REQUIREMENTS: Reproduce every one of the lines below word for word, leaving the pictures out.

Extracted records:
• • • •
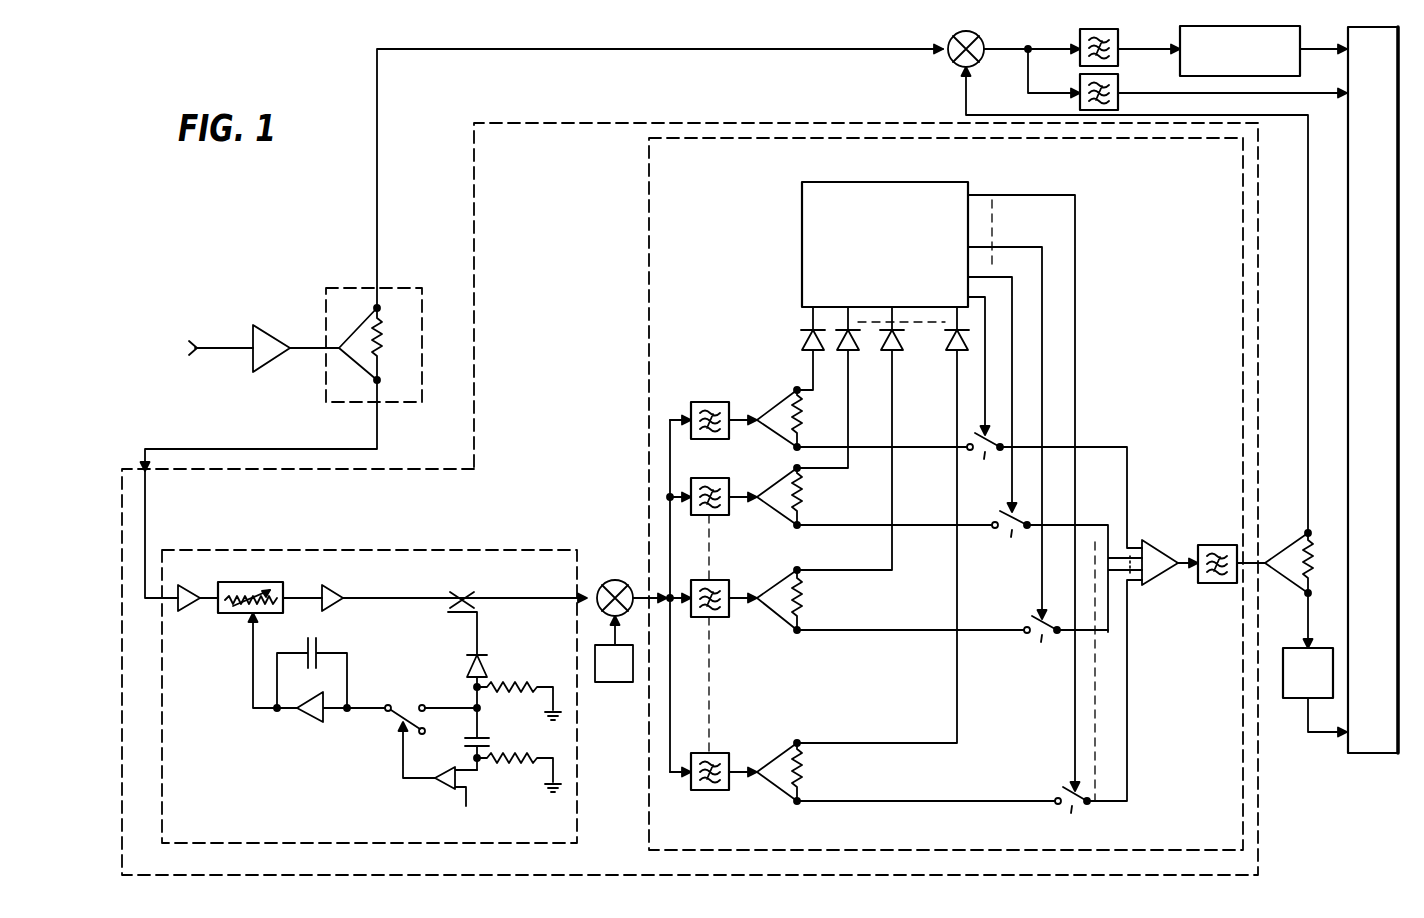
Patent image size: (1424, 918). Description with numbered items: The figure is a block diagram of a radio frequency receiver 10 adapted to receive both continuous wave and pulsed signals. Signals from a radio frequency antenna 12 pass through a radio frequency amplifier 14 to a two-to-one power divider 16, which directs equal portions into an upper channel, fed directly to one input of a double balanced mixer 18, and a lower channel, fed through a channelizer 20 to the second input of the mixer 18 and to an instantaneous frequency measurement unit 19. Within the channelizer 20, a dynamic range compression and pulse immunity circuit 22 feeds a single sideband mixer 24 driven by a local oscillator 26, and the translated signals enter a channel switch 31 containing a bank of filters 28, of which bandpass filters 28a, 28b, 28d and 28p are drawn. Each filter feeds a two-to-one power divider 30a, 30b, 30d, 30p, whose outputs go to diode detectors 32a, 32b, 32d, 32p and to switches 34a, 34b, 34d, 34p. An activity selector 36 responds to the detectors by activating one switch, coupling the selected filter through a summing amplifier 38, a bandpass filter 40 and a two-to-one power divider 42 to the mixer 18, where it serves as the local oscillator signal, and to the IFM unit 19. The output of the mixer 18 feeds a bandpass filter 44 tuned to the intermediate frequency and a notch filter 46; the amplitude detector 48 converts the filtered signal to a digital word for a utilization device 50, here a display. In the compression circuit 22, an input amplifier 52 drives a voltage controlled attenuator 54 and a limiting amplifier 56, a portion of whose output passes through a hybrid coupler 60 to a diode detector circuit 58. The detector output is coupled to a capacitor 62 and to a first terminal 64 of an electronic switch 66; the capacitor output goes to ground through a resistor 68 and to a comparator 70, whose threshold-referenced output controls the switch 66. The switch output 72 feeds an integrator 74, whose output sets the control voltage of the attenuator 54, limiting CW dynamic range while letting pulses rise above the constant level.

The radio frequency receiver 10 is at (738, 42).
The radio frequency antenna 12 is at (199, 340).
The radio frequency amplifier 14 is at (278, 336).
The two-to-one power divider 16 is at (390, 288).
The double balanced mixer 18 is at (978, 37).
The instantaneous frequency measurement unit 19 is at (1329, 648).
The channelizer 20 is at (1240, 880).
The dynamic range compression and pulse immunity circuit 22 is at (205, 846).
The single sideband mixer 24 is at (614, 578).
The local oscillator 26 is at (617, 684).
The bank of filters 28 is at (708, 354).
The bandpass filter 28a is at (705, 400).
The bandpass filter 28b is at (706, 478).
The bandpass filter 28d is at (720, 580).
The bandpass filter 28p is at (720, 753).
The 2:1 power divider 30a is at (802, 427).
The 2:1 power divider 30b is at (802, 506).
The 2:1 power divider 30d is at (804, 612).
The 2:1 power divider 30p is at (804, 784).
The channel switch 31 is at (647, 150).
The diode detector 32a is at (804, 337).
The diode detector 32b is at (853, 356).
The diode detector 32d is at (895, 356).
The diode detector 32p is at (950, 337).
• • • •
REPLY TO THE TASK:
Patent image size: (1424, 918). Description with numbered items: The figure is a block diagram of a radio frequency receiver 10 adapted to receive both continuous wave and pulsed signals. Signals from a radio frequency antenna 12 pass through a radio frequency amplifier 14 to a two-to-one power divider 16, which directs equal portions into an upper channel, fed directly to one input of a double balanced mixer 18, and a lower channel, fed through a channelizer 20 to the second input of the mixer 18 and to an instantaneous frequency measurement unit 19. Within the channelizer 20, a dynamic range compression and pulse immunity circuit 22 feeds a single sideband mixer 24 driven by a local oscillator 26, and the translated signals enter a channel switch 31 containing a bank of filters 28, of which bandpass filters 28a, 28b, 28d and 28p are drawn. Each filter feeds a two-to-one power divider 30a, 30b, 30d, 30p, whose outputs go to diode detectors 32a, 32b, 32d, 32p and to switches 34a, 34b, 34d, 34p. An activity selector 36 responds to the detectors by activating one switch, coupling the selected filter through a summing amplifier 38, a bandpass filter 40 and a two-to-one power divider 42 to the mixer 18, where it serves as the local oscillator signal, and to the IFM unit 19. The output of the mixer 18 feeds a bandpass filter 44 tuned to the intermediate frequency and a notch filter 46; the amplitude detector 48 converts the filtered signal to a digital word for a utilization device 50, here a display. In the compression circuit 22, an input amplifier 52 drives a voltage controlled attenuator 54 and a limiting amplifier 56, a portion of whose output passes through a hybrid coupler 60 to a diode detector circuit 58. The detector output is coupled to a capacitor 62 and to a first terminal 64 of an electronic switch 66; the capacitor output goes to ground through a resistor 68 and to a comparator 70, whose threshold-referenced output controls the switch 66. The switch output 72 feeds an integrator 74, whose output sets the control voltage of the attenuator 54, limiting CW dynamic range while letting pulses rise above the constant level.

The radio frequency receiver 10 is at (738, 42).
The radio frequency antenna 12 is at (199, 340).
The radio frequency amplifier 14 is at (278, 336).
The two-to-one power divider 16 is at (390, 288).
The double balanced mixer 18 is at (978, 37).
The instantaneous frequency measurement unit 19 is at (1329, 648).
The channelizer 20 is at (1240, 880).
The dynamic range compression and pulse immunity circuit 22 is at (205, 846).
The single sideband mixer 24 is at (614, 578).
The local oscillator 26 is at (617, 684).
The bank of filters 28 is at (708, 354).
The bandpass filter 28a is at (705, 400).
The bandpass filter 28b is at (706, 478).
The bandpass filter 28d is at (720, 580).
The bandpass filter 28p is at (720, 753).
The 2:1 power divider 30a is at (802, 427).
The 2:1 power divider 30b is at (802, 506).
The 2:1 power divider 30d is at (804, 612).
The 2:1 power divider 30p is at (804, 784).
The channel switch 31 is at (647, 150).
The diode detector 32a is at (804, 337).
The diode detector 32b is at (853, 356).
The diode detector 32d is at (895, 356).
The diode detector 32p is at (950, 337).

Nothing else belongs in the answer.